Convert the lines below into a JSON list of strings, with one string for each line and blank lines omitted.

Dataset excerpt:

-----

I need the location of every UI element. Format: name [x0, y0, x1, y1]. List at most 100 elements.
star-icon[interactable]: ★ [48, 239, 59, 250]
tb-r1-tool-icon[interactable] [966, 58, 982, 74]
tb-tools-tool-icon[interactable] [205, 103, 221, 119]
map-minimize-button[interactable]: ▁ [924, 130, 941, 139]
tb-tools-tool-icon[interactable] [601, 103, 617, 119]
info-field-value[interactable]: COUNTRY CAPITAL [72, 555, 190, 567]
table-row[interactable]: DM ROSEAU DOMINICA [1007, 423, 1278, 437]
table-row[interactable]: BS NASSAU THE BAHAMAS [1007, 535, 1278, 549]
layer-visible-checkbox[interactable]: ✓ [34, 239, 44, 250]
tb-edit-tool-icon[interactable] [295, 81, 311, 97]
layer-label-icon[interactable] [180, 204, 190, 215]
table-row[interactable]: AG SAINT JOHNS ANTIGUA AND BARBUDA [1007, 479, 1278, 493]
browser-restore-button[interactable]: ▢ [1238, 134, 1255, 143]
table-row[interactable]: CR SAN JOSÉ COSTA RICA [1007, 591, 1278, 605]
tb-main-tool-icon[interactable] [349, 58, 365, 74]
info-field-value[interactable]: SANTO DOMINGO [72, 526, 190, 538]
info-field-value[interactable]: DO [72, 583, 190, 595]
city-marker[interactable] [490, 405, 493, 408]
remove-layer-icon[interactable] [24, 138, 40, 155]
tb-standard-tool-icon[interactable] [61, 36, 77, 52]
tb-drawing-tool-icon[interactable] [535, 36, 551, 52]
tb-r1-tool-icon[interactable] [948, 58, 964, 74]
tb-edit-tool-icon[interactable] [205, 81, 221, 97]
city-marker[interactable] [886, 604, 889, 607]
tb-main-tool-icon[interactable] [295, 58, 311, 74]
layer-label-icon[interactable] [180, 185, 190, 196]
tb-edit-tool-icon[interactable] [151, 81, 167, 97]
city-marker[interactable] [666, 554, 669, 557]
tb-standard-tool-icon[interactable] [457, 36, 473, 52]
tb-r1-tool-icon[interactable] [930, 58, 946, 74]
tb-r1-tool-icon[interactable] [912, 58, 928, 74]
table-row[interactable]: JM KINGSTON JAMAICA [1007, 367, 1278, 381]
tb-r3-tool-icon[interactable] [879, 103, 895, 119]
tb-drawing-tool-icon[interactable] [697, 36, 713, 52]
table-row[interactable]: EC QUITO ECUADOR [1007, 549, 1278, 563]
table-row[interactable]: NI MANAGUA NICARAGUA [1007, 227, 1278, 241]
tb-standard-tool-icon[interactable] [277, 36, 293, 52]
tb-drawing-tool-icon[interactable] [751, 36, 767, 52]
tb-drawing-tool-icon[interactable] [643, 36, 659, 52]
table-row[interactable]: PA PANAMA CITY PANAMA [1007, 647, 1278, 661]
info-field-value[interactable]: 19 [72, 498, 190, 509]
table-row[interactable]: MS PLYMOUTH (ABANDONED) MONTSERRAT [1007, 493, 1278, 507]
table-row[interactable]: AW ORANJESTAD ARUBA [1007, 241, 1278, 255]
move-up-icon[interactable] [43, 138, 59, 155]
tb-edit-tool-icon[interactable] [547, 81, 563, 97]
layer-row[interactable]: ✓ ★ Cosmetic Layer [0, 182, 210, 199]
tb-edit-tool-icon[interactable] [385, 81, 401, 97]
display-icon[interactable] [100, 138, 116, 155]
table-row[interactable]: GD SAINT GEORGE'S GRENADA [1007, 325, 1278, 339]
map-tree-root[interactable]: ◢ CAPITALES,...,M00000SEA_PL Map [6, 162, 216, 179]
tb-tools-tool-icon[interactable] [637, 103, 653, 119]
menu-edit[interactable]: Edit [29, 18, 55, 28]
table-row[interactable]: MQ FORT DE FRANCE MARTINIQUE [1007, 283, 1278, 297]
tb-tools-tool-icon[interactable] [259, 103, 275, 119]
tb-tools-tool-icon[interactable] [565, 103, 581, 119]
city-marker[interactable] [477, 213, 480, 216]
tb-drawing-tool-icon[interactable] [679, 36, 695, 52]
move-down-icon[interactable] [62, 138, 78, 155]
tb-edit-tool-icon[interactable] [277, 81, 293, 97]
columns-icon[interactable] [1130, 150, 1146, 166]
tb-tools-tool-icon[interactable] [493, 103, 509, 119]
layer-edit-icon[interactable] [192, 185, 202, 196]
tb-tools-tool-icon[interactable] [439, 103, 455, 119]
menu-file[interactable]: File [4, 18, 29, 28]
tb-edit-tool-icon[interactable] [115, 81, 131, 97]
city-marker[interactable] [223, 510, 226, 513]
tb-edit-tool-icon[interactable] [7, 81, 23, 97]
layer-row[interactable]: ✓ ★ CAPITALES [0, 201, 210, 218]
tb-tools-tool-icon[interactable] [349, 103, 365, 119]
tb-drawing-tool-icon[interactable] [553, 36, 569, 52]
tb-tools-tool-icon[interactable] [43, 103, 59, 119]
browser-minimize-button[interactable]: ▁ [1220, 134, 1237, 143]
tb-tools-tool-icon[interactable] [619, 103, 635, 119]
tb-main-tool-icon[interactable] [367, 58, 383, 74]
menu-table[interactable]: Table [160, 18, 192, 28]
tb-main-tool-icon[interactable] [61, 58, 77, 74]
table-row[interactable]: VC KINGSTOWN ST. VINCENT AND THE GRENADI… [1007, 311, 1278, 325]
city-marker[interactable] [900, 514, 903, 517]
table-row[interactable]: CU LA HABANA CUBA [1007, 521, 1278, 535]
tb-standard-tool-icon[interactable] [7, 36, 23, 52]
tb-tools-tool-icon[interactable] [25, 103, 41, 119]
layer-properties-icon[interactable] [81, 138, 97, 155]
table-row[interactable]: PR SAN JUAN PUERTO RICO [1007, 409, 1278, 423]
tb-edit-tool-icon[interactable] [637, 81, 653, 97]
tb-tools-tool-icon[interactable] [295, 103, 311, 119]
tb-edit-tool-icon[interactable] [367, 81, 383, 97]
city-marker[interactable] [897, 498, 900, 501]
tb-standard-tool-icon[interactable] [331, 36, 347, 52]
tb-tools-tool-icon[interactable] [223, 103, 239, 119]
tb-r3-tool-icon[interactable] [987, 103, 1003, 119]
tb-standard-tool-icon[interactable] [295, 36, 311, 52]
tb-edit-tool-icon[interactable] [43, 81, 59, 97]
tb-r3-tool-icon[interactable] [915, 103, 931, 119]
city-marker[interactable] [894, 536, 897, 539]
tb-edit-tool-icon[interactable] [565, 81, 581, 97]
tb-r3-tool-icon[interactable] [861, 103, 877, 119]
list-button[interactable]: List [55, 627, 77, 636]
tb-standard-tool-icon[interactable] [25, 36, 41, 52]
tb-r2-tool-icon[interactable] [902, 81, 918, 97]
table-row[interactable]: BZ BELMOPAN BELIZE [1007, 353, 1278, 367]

-----

* _RESPONSE TO THIS EXERCISE_
[
  "I need the location of every UI element. Format: name [x0, y0, x1, y1]. List at most 100 elements.",
  "star-icon[interactable]: ★ [48, 239, 59, 250]",
  "tb-r1-tool-icon[interactable] [966, 58, 982, 74]",
  "tb-tools-tool-icon[interactable] [205, 103, 221, 119]",
  "map-minimize-button[interactable]: ▁ [924, 130, 941, 139]",
  "tb-tools-tool-icon[interactable] [601, 103, 617, 119]",
  "info-field-value[interactable]: COUNTRY CAPITAL [72, 555, 190, 567]",
  "table-row[interactable]: DM ROSEAU DOMINICA [1007, 423, 1278, 437]",
  "table-row[interactable]: BS NASSAU THE BAHAMAS [1007, 535, 1278, 549]",
  "layer-visible-checkbox[interactable]: ✓ [34, 239, 44, 250]",
  "tb-edit-tool-icon[interactable] [295, 81, 311, 97]",
  "layer-label-icon[interactable] [180, 204, 190, 215]",
  "table-row[interactable]: AG SAINT JOHNS ANTIGUA AND BARBUDA [1007, 479, 1278, 493]",
  "browser-restore-button[interactable]: ▢ [1238, 134, 1255, 143]",
  "table-row[interactable]: CR SAN JOSÉ COSTA RICA [1007, 591, 1278, 605]",
  "tb-main-tool-icon[interactable] [349, 58, 365, 74]",
  "info-field-value[interactable]: SANTO DOMINGO [72, 526, 190, 538]",
  "info-field-value[interactable]: DO [72, 583, 190, 595]",
  "city-marker[interactable] [490, 405, 493, 408]",
  "remove-layer-icon[interactable] [24, 138, 40, 155]",
  "tb-standard-tool-icon[interactable] [61, 36, 77, 52]",
  "tb-drawing-tool-icon[interactable] [535, 36, 551, 52]",
  "tb-r1-tool-icon[interactable] [948, 58, 964, 74]",
  "tb-edit-tool-icon[interactable] [205, 81, 221, 97]",
  "city-marker[interactable] [886, 604, 889, 607]",
  "tb-main-tool-icon[interactable] [295, 58, 311, 74]",
  "layer-label-icon[interactable] [180, 185, 190, 196]",
  "tb-edit-tool-icon[interactable] [151, 81, 167, 97]",
  "city-marker[interactable] [666, 554, 669, 557]",
  "tb-standard-tool-icon[interactable] [457, 36, 473, 52]",
  "tb-r1-tool-icon[interactable] [930, 58, 946, 74]",
  "tb-r1-tool-icon[interactable] [912, 58, 928, 74]",
  "table-row[interactable]: JM KINGSTON JAMAICA [1007, 367, 1278, 381]",
  "tb-r3-tool-icon[interactable] [879, 103, 895, 119]",
  "tb-drawing-tool-icon[interactable] [697, 36, 713, 52]",
  "table-row[interactable]: EC QUITO ECUADOR [1007, 549, 1278, 563]",
  "table-row[interactable]: NI MANAGUA NICARAGUA [1007, 227, 1278, 241]",
  "tb-standard-tool-icon[interactable] [277, 36, 293, 52]",
  "tb-drawing-tool-icon[interactable] [751, 36, 767, 52]",
  "tb-drawing-tool-icon[interactable] [643, 36, 659, 52]",
  "table-row[interactable]: PA PANAMA CITY PANAMA [1007, 647, 1278, 661]",
  "info-field-value[interactable]: 19 [72, 498, 190, 509]",
  "table-row[interactable]: MS PLYMOUTH (ABANDONED) MONTSERRAT [1007, 493, 1278, 507]",
  "table-row[interactable]: AW ORANJESTAD ARUBA [1007, 241, 1278, 255]",
  "move-up-icon[interactable] [43, 138, 59, 155]",
  "tb-edit-tool-icon[interactable] [547, 81, 563, 97]",
  "layer-row[interactable]: ✓ ★ Cosmetic Layer [0, 182, 210, 199]",
  "tb-edit-tool-icon[interactable] [385, 81, 401, 97]",
  "display-icon[interactable] [100, 138, 116, 155]",
  "table-row[interactable]: GD SAINT GEORGE'S GRENADA [1007, 325, 1278, 339]",
  "map-tree-root[interactable]: ◢ CAPITALES,...,M00000SEA_PL Map [6, 162, 216, 179]",
  "tb-tools-tool-icon[interactable] [637, 103, 653, 119]",
  "menu-edit[interactable]: Edit [29, 18, 55, 28]",
  "table-row[interactable]: MQ FORT DE FRANCE MARTINIQUE [1007, 283, 1278, 297]",
  "tb-tools-tool-icon[interactable] [259, 103, 275, 119]",
  "tb-tools-tool-icon[interactable] [565, 103, 581, 119]",
  "city-marker[interactable] [477, 213, 480, 216]",
  "tb-drawing-tool-icon[interactable] [679, 36, 695, 52]",
  "move-down-icon[interactable] [62, 138, 78, 155]",
  "tb-edit-tool-icon[interactable] [277, 81, 293, 97]",
  "columns-icon[interactable] [1130, 150, 1146, 166]",
  "tb-tools-tool-icon[interactable] [493, 103, 509, 119]",
  "layer-edit-icon[interactable] [192, 185, 202, 196]",
  "tb-tools-tool-icon[interactable] [439, 103, 455, 119]",
  "menu-file[interactable]: File [4, 18, 29, 28]",
  "tb-edit-tool-icon[interactable] [115, 81, 131, 97]",
  "city-marker[interactable] [223, 510, 226, 513]",
  "tb-edit-tool-icon[interactable] [7, 81, 23, 97]",
  "layer-row[interactable]: ✓ ★ CAPITALES [0, 201, 210, 218]",
  "tb-tools-tool-icon[interactable] [349, 103, 365, 119]",
  "tb-drawing-tool-icon[interactable] [553, 36, 569, 52]",
  "tb-tools-tool-icon[interactable] [43, 103, 59, 119]",
  "browser-minimize-button[interactable]: ▁ [1220, 134, 1237, 143]",
  "tb-tools-tool-icon[interactable] [619, 103, 635, 119]",
  "tb-main-tool-icon[interactable] [367, 58, 383, 74]",
  "menu-table[interactable]: Table [160, 18, 192, 28]",
  "tb-main-tool-icon[interactable] [61, 58, 77, 74]",
  "table-row[interactable]: VC KINGSTOWN ST. VINCENT AND THE GRENADI… [1007, 311, 1278, 325]",
  "city-marker[interactable] [900, 514, 903, 517]",
  "table-row[interactable]: CU LA HABANA CUBA [1007, 521, 1278, 535]",
  "tb-standard-tool-icon[interactable] [7, 36, 23, 52]",
  "tb-tools-tool-icon[interactable] [25, 103, 41, 119]",
  "layer-properties-icon[interactable] [81, 138, 97, 155]",
  "table-row[interactable]: PR SAN JUAN PUERTO RICO [1007, 409, 1278, 423]",
  "tb-edit-tool-icon[interactable] [637, 81, 653, 97]",
  "tb-tools-tool-icon[interactable] [295, 103, 311, 119]",
  "tb-edit-tool-icon[interactable] [367, 81, 383, 97]",
  "city-marker[interactable] [897, 498, 900, 501]",
  "tb-standard-tool-icon[interactable] [331, 36, 347, 52]",
  "tb-tools-tool-icon[interactable] [223, 103, 239, 119]",
  "tb-r3-tool-icon[interactable] [987, 103, 1003, 119]",
  "tb-standard-tool-icon[interactable] [295, 36, 311, 52]",
  "tb-edit-tool-icon[interactable] [43, 81, 59, 97]",
  "tb-r3-tool-icon[interactable] [915, 103, 931, 119]",
  "city-marker[interactable] [894, 536, 897, 539]",
  "tb-edit-tool-icon[interactable] [565, 81, 581, 97]",
  "tb-r3-tool-icon[interactable] [861, 103, 877, 119]",
  "list-button[interactable]: List [55, 627, 77, 636]",
  "tb-standard-tool-icon[interactable] [25, 36, 41, 52]",
  "tb-r2-tool-icon[interactable] [902, 81, 918, 97]",
  "table-row[interactable]: BZ BELMOPAN BELIZE [1007, 353, 1278, 367]"
]